Exercise goal ▸ Rewrite the lines in this data as a numbered list, omitting any blank lines and leaving out the pictures.

-- Start Items --

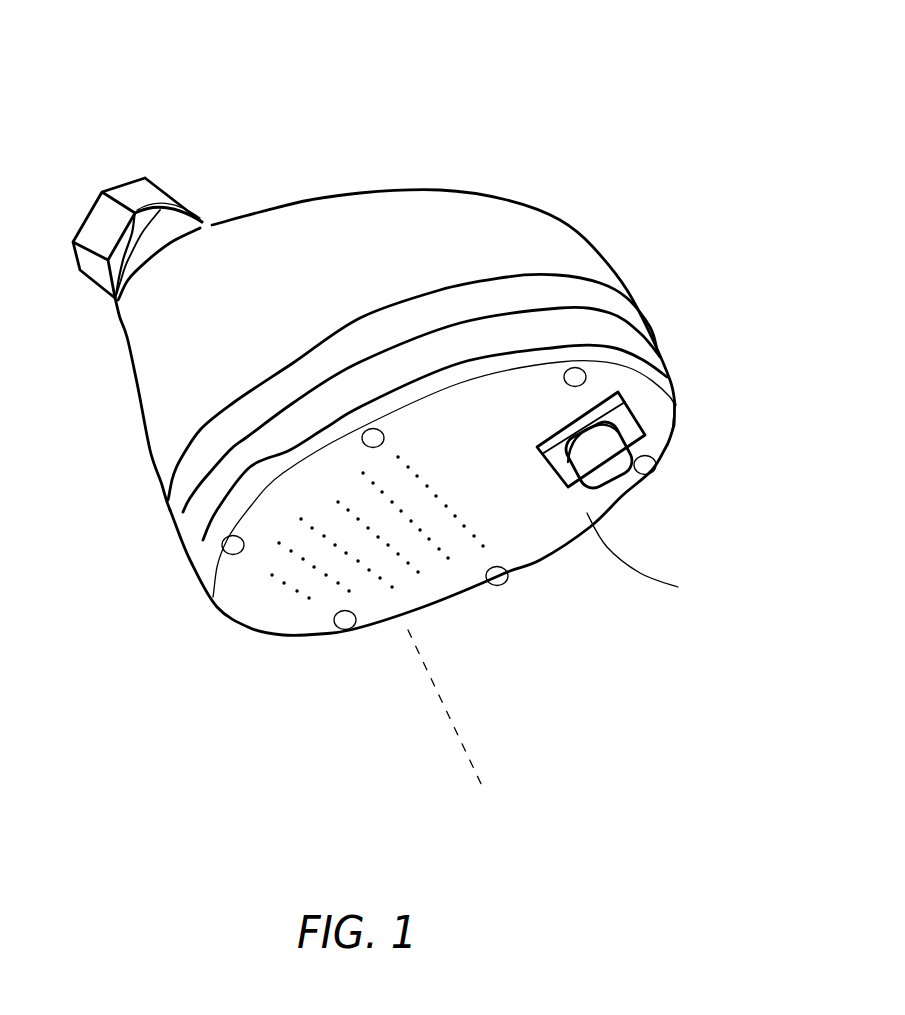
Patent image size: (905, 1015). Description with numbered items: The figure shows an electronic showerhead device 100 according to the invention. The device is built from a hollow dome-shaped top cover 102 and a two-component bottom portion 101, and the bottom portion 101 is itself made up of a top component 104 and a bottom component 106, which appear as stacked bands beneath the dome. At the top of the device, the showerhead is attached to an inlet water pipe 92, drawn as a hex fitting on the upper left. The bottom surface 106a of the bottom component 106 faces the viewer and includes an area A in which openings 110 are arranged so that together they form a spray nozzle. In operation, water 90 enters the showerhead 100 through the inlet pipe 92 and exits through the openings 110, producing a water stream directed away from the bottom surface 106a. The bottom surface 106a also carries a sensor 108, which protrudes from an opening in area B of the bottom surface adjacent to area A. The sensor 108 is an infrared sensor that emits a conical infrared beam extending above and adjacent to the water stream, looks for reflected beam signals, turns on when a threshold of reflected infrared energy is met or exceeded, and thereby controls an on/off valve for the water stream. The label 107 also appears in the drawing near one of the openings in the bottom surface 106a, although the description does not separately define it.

The water 90 is at (402, 605).
The inlet water pipe 92 is at (187, 207).
The electronic showerhead device 100 is at (433, 406).
The bottom portion 101 is at (200, 523).
The top cover 102 is at (512, 220).
The top component 104 is at (605, 302).
The bottom component 106 is at (652, 373).
The bottom surface 106a is at (527, 527).
The fastener hole 107 is at (223, 545).
The sensor 108 is at (607, 463).
The openings 110 is at (290, 555).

-- End Items --

Solved exercise ▸
1. Patent image size: (905, 1015). Description with numbered items: The figure shows an electronic showerhead device 100 according to the invention. The device is built from a hollow dome-shaped top cover 102 and a two-component bottom portion 101, and the bottom portion 101 is itself made up of a top component 104 and a bottom component 106, which appear as stacked bands beneath the dome. At the top of the device, the showerhead is attached to an inlet water pipe 92, drawn as a hex fitting on the upper left. The bottom surface 106a of the bottom component 106 faces the viewer and includes an area A in which openings 110 are arranged so that together they form a spray nozzle. In operation, water 90 enters the showerhead 100 through the inlet pipe 92 and exits through the openings 110, producing a water stream directed away from the bottom surface 106a. The bottom surface 106a also carries a sensor 108, which protrudes from an opening in area B of the bottom surface adjacent to area A. The sensor 108 is an infrared sensor that emits a conical infrared beam extending above and adjacent to the water stream, looks for reflected beam signals, turns on when a threshold of reflected infrared energy is met or exceeded, and thereby controls an on/off valve for the water stream. The label 107 also appears in the drawing near one of the openings in the bottom surface 106a, although the description does not separately define it.
2. The water 90 is at (402, 605).
3. The inlet water pipe 92 is at (187, 207).
4. The electronic showerhead device 100 is at (433, 406).
5. The bottom portion 101 is at (200, 523).
6. The top cover 102 is at (512, 220).
7. The top component 104 is at (605, 302).
8. The bottom component 106 is at (652, 373).
9. The bottom surface 106a is at (527, 527).
10. The fastener hole 107 is at (223, 545).
11. The sensor 108 is at (607, 463).
12. The openings 110 is at (290, 555).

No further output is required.